───── Excerpted data

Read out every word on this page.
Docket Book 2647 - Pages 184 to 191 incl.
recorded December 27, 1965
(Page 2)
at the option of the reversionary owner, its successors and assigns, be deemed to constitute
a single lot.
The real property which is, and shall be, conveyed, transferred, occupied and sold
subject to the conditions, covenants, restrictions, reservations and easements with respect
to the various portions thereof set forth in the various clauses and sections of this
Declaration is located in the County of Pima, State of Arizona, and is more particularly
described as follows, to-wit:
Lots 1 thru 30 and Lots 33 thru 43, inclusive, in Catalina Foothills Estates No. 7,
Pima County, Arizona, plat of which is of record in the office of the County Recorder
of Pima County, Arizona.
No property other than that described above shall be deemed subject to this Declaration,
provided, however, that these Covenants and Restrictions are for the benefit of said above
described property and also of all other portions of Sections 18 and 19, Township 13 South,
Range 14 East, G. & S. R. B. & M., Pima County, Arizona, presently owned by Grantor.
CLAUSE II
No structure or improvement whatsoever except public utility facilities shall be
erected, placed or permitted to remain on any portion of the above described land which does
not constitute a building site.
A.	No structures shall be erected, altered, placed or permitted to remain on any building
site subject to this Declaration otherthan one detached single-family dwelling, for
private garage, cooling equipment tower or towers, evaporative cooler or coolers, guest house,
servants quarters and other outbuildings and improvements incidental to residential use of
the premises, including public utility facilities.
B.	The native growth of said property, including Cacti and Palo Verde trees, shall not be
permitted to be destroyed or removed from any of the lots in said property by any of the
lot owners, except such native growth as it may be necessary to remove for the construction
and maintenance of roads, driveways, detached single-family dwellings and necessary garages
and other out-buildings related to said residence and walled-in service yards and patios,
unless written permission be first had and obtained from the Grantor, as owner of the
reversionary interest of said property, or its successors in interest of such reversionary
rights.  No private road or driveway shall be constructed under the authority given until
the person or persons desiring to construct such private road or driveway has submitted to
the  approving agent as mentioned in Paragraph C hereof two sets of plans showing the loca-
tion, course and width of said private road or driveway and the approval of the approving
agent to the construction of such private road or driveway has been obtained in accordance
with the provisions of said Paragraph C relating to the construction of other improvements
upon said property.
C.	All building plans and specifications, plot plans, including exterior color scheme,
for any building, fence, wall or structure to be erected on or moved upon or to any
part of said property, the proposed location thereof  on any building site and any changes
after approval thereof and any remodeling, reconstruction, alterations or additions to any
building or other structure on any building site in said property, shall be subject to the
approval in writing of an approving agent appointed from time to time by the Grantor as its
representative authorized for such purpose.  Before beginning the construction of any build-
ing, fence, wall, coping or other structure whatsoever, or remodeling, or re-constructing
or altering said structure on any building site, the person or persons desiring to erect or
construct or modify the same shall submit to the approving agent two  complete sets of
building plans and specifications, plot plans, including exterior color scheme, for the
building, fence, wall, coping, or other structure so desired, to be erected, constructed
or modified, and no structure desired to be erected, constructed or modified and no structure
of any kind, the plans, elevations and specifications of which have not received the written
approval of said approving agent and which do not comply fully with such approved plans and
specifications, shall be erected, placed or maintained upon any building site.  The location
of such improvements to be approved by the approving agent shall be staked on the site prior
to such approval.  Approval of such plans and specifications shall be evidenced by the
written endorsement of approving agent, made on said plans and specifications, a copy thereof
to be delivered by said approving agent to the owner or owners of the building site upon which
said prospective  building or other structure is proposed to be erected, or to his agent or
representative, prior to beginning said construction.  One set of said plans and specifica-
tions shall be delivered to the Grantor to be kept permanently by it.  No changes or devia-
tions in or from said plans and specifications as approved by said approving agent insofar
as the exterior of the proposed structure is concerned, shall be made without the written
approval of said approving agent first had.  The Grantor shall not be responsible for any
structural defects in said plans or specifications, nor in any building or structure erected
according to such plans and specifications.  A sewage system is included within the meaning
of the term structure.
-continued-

──────────

## What you need to do:
Pull out every line holding "site" from the records above, and copy it.

## Solution for this exercise:
not constitute a building site.
site subject to this Declaration otherthan one detached single-family dwelling, for
part of said property, the proposed location thereof  on any building site and any changes
building or other structure on any building site in said property, shall be subject to the
or altering said structure on any building site, the person or persons desiring to erect or
specifications, shall be erected, placed or maintained upon any building site.  The location
of such improvements to be approved by the approving agent shall be staked on the site prior
to be delivered by said approving agent to the owner or owners of the building site upon which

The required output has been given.